[Short task] Copy each line that contains the string "time".
-- START OF Raw data --
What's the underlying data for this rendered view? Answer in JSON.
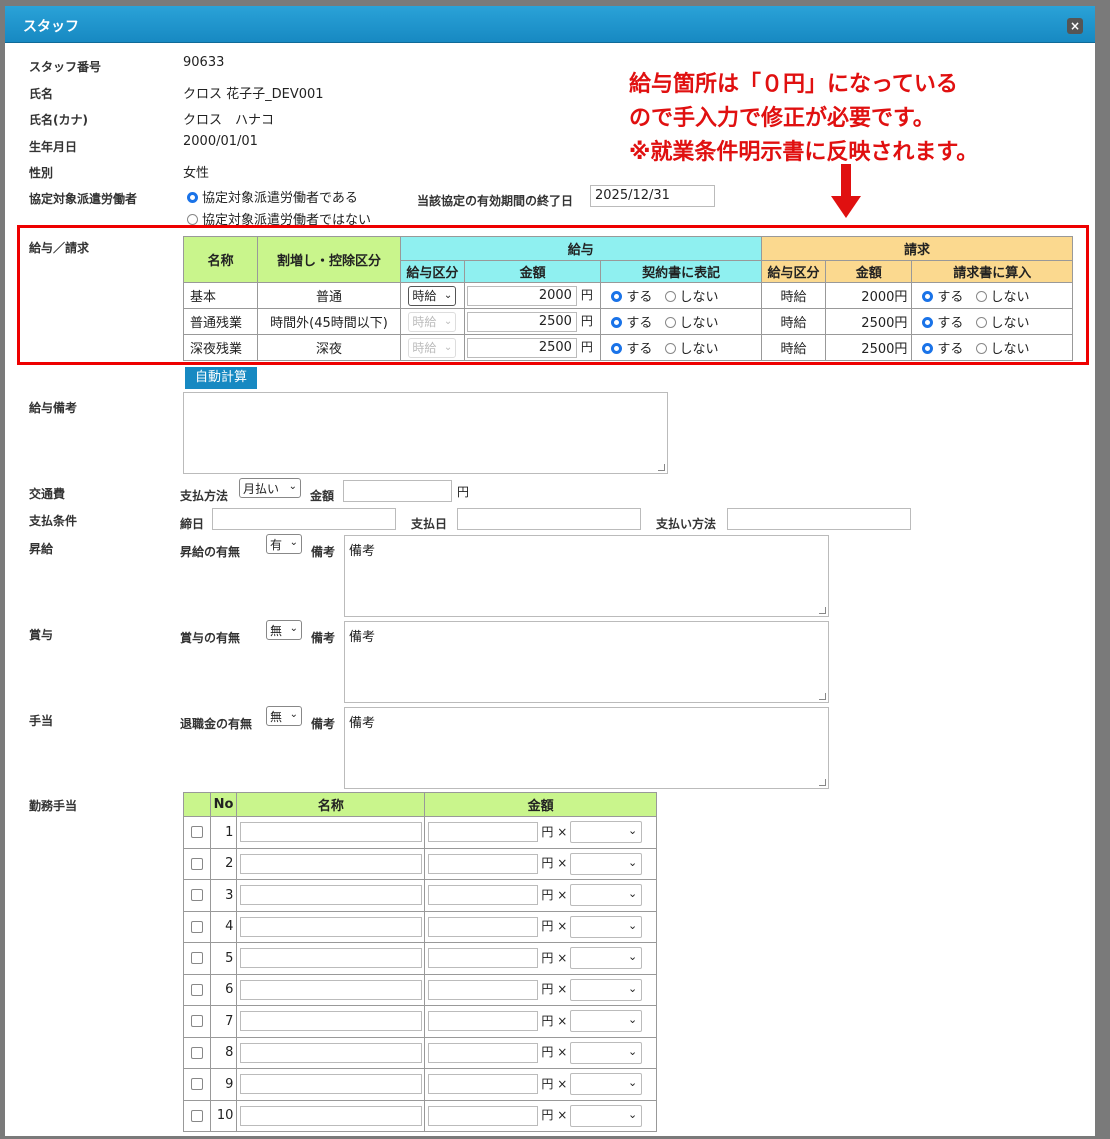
{
  "window": {
    "title": "スタッフ",
    "close_label": "×"
  },
  "staff": {
    "number_label": "スタッフ番号",
    "number": "90633",
    "name_label": "氏名",
    "name": "クロス 花子子_DEV001",
    "kana_label": "氏名(カナ)",
    "kana": "クロス　ハナコ",
    "birth_label": "生年月日",
    "birth": "2000/01/01",
    "gender_label": "性別",
    "gender": "女性",
    "dispatch_label": "協定対象派遣労働者",
    "dispatch_yes": "協定対象派遣労働者である",
    "dispatch_no": "協定対象派遣労働者ではない",
    "expiry_label": "当該協定の有効期間の終了日",
    "expiry_value": "2025/12/31"
  },
  "annotation": {
    "line1": "給与箇所は「０円」になっている",
    "line2": "ので手入力で修正が必要です。",
    "line3": "※就業条件明示書に反映されます。"
  },
  "salary": {
    "section_label": "給与／請求",
    "headers": {
      "name": "名称",
      "category": "割増し・控除区分",
      "salary": "給与",
      "billing": "請求",
      "pay_type": "給与区分",
      "amount": "金額",
      "contract": "契約書に表記",
      "bill_type": "給与区分",
      "bill_amount": "金額",
      "bill_include": "請求書に算入"
    },
    "radio_yes": "する",
    "radio_no": "しない",
    "yen": "円",
    "rows": [
      {
        "name": "基本",
        "category": "普通",
        "pay_type": "時給",
        "amount": "2000",
        "bill_type": "時給",
        "bill_amount": "2000円"
      },
      {
        "name": "普通残業",
        "category": "時間外(45時間以下)",
        "pay_type": "時給",
        "amount": "2500",
        "bill_type": "時給",
        "bill_amount": "2500円"
      },
      {
        "name": "深夜残業",
        "category": "深夜",
        "pay_type": "時給",
        "amount": "2500",
        "bill_type": "時給",
        "bill_amount": "2500円"
      }
    ],
    "auto_calc": "自動計算"
  },
  "salary_note": {
    "label": "給与備考",
    "value": ""
  },
  "transport": {
    "label": "交通費",
    "method_label": "支払方法",
    "method_value": "月払い",
    "amount_label": "金額",
    "amount_value": "",
    "yen": "円"
  },
  "payment": {
    "label": "支払条件",
    "closing_label": "締日",
    "pay_day_label": "支払日",
    "pay_method_label": "支払い方法"
  },
  "raise": {
    "label": "昇給",
    "sub_label": "昇給の有無",
    "value": "有",
    "note_label": "備考",
    "note_value": "備考"
  },
  "bonus": {
    "label": "賞与",
    "sub_label": "賞与の有無",
    "value": "無",
    "note_label": "備考",
    "note_value": "備考"
  },
  "allowance": {
    "label": "手当",
    "sub_label": "退職金の有無",
    "value": "無",
    "note_label": "備考",
    "note_value": "備考"
  },
  "work_allowance": {
    "label": "勤務手当",
    "headers": {
      "no": "No",
      "name": "名称",
      "amount": "金額"
    },
    "suffix": "円 ×",
    "rows": [
      "1",
      "2",
      "3",
      "4",
      "5",
      "6",
      "7",
      "8",
      "9",
      "10"
    ]
  },
  "colors": {
    "title_bar": "#1789c2",
    "annotation": "#e01010",
    "green_header": "#c9f58c",
    "cyan_header": "#8ff0f0",
    "orange_header": "#fbd98f"
  }
}
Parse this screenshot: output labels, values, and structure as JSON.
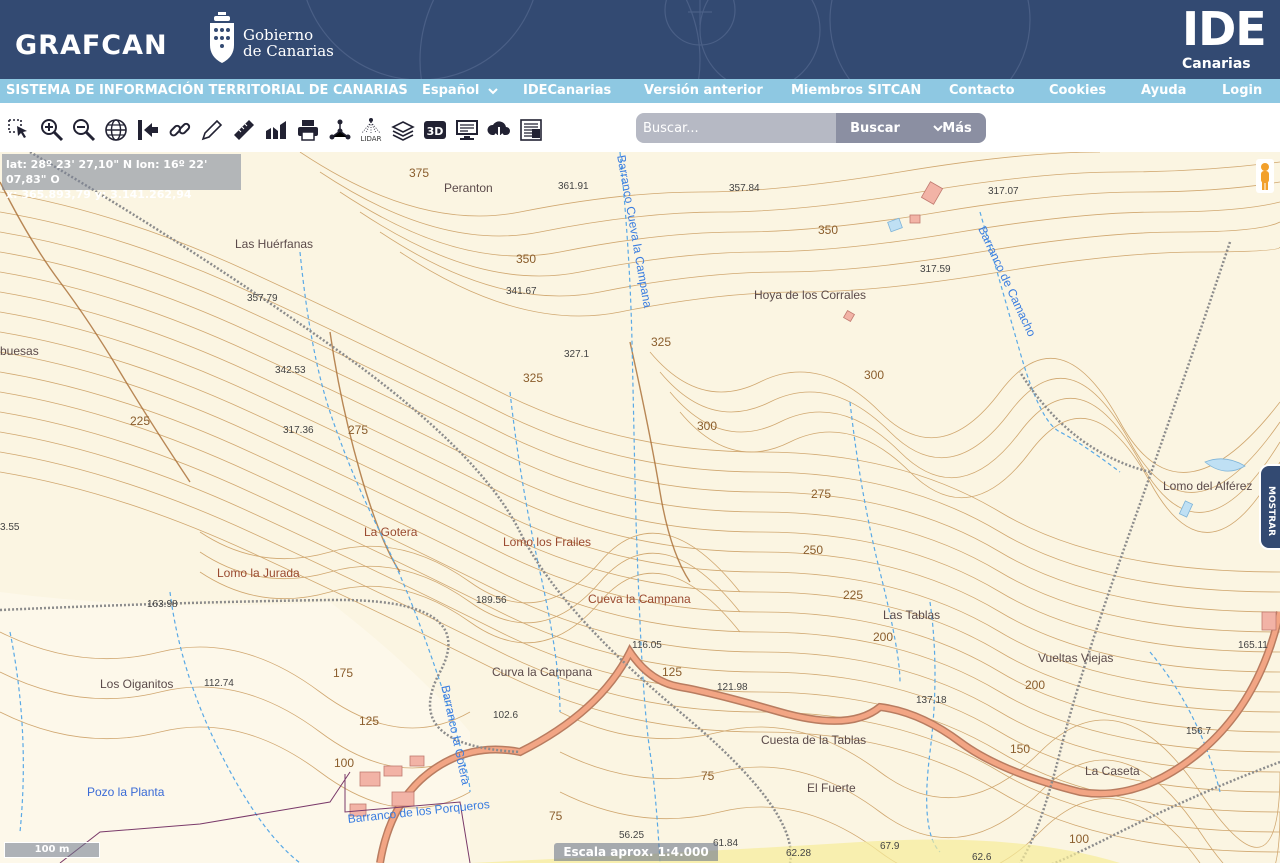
{
  "header": {
    "brand": "GRAFCAN",
    "gobierno_line1": "Gobierno",
    "gobierno_line2": "de Canarias",
    "ide_big": "IDE",
    "ide_small": "Canarias",
    "bg_color": "#334a72"
  },
  "navbar": {
    "title": "SISTEMA DE INFORMACIÓN TERRITORIAL DE CANARIAS",
    "language": "Español",
    "items": [
      "IDECanarias",
      "Versión anterior",
      "Miembros SITCAN",
      "Contacto",
      "Cookies",
      "Ayuda",
      "Login"
    ],
    "bg_color": "#8ec8e2"
  },
  "toolbar": {
    "tools": [
      "select-icon",
      "zoom-in-icon",
      "zoom-out-icon",
      "globe-icon",
      "exit-icon",
      "link-icon",
      "pencil-icon",
      "ruler-icon",
      "profile-chart-icon",
      "print-icon",
      "network-icon",
      "lidar-icon",
      "layers-icon",
      "3d-icon",
      "monitor-icon",
      "cloud-download-icon",
      "document-icon"
    ],
    "lidar_label": "LIDAR"
  },
  "search": {
    "placeholder": "Buscar...",
    "button": "Buscar",
    "more": "Más"
  },
  "map": {
    "coords_line1": "lat: 28º 23' 27,10\" N  lon: 16º 22' 07,83\" O",
    "coords_line2": "x: 365.893,79  y: 3.141.262,94",
    "scalebar": "100 m",
    "scale_text": "Escala aprox. 1:4.000",
    "mostrar": "MOSTRAR",
    "places": {
      "peranton": "Peranton",
      "las_huerfanas": "Las Huérfanas",
      "hoya_corrales": "Hoya de los Corrales",
      "la_gotera": "La Gotera",
      "lomo_frailes": "Lomo los Frailes",
      "lomo_jurada": "Lomo la Jurada",
      "cueva_campana": "Cueva la Campana",
      "curva_campana": "Curva la Campana",
      "los_oiganitos": "Los Oiganitos",
      "pozo_planta": "Pozo la Planta",
      "las_tablas": "Las Tablas",
      "vueltas_viejas": "Vueltas Viejas",
      "cuesta_tablas": "Cuesta de la Tablas",
      "el_fuerte": "El Fuerte",
      "la_caseta": "La Caseta",
      "lomo_alferez": "Lomo del Alférez",
      "buesas": "buesas"
    },
    "streams": {
      "cueva_campana": "Barranco Cueva la Campana",
      "camacho": "Barranco de Camacho",
      "gotera": "Barranco la Gotera",
      "porqueros": "Barranco de los Porqueros"
    },
    "spot_heights": [
      "361.91",
      "357.84",
      "317.07",
      "341.67",
      "357.79",
      "317.59",
      "327.1",
      "342.53",
      "317.36",
      "189.56",
      "163.98",
      "116.05",
      "112.74",
      "121.98",
      "137.18",
      "102.6",
      "156.7",
      "165.11",
      "56.25",
      "61.84",
      "62.28",
      "67.9",
      "62.6",
      "3.55"
    ],
    "contours": [
      "375",
      "350",
      "325",
      "300",
      "275",
      "250",
      "225",
      "200",
      "175",
      "150",
      "125",
      "100",
      "75"
    ]
  }
}
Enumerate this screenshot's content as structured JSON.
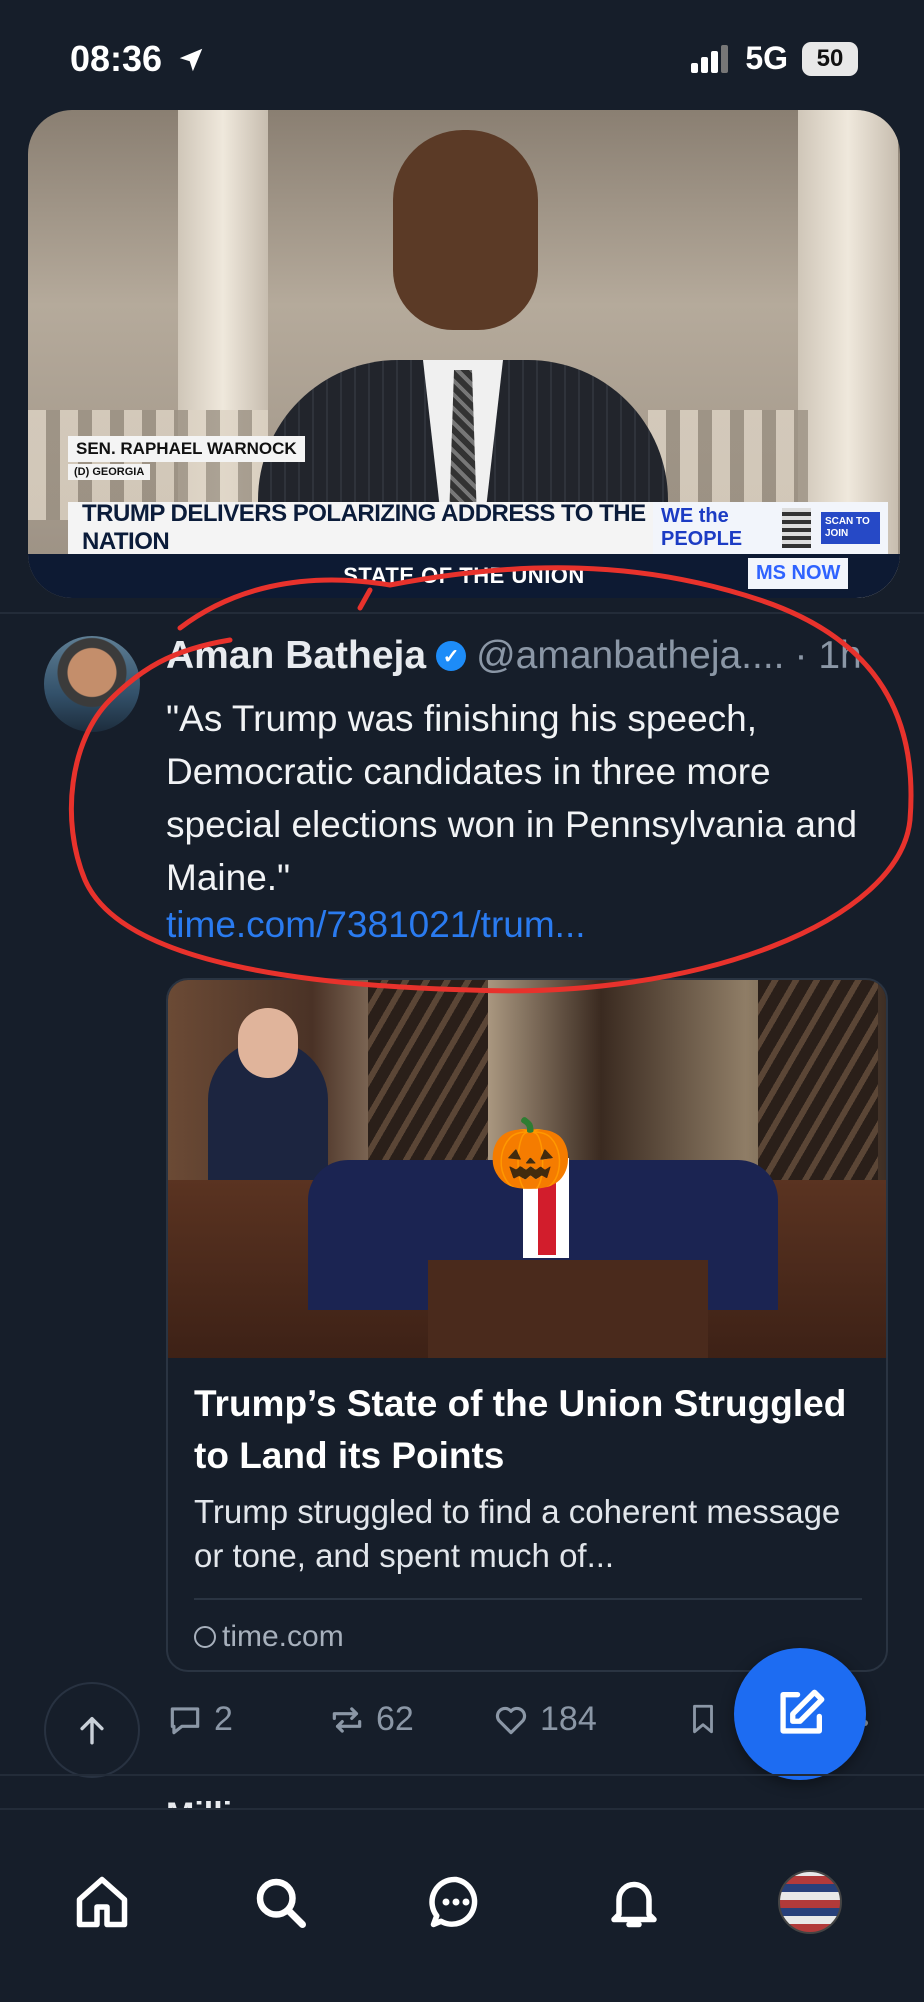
{
  "status_bar": {
    "time": "08:36",
    "network": "5G",
    "battery": "50"
  },
  "video": {
    "name_tag": "SEN. RAPHAEL WARNOCK",
    "name_sub": "(D) GEORGIA",
    "headline": "TRUMP DELIVERS POLARIZING ADDRESS TO THE NATION",
    "program": "STATE OF THE UNION",
    "promo": "WE the PEOPLE",
    "scan_text": "SCAN TO JOIN",
    "network_logo": "MS NOW"
  },
  "post": {
    "author": "Aman Batheja",
    "handle": "@amanbatheja....",
    "time": "· 1h",
    "text": "\"As Trump was finishing his speech, Democratic candidates in three more special elections won in Pennsylvania and Maine.\"",
    "link": "time.com/7381021/trum...",
    "card": {
      "title": "Trump’s State of the Union Struggled to Land its Points",
      "description": "Trump struggled to find a coherent message or tone, and spent much of...",
      "domain": "time.com"
    },
    "counts": {
      "replies": "2",
      "reposts": "62",
      "likes": "184"
    }
  },
  "next_post": {
    "author": "Milli..."
  },
  "icons": {
    "location": "location-arrow-icon",
    "signal": "signal-icon",
    "reply": "reply-icon",
    "repost": "repost-icon",
    "like": "heart-icon",
    "bookmark": "bookmark-icon",
    "compose": "compose-icon",
    "scroll_top": "arrow-up-icon",
    "home": "home-icon",
    "search": "search-icon",
    "messages": "chat-icon",
    "notifications": "bell-icon"
  },
  "colors": {
    "background": "#161e2a",
    "accent": "#1d6cf2",
    "link": "#2a7bf0",
    "annotation": "#e8322c"
  }
}
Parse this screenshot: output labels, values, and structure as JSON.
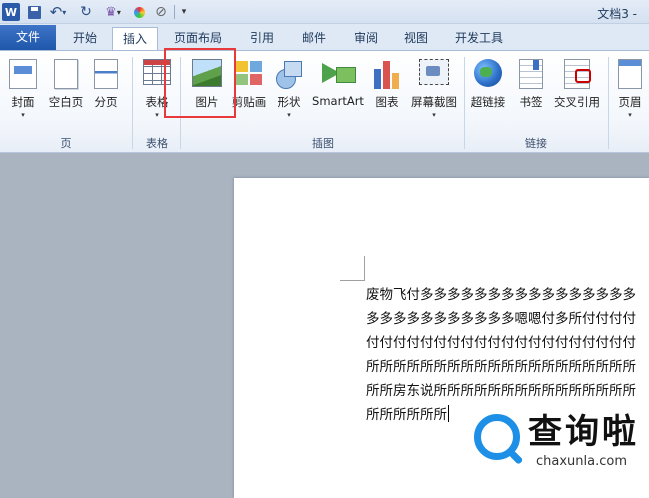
-- END OF Raw data --
[Solution]
    "time": "08:36",
    "time": "· 1h",
    "link": "time.com/7381021/trum...",
      "domain": "time.com"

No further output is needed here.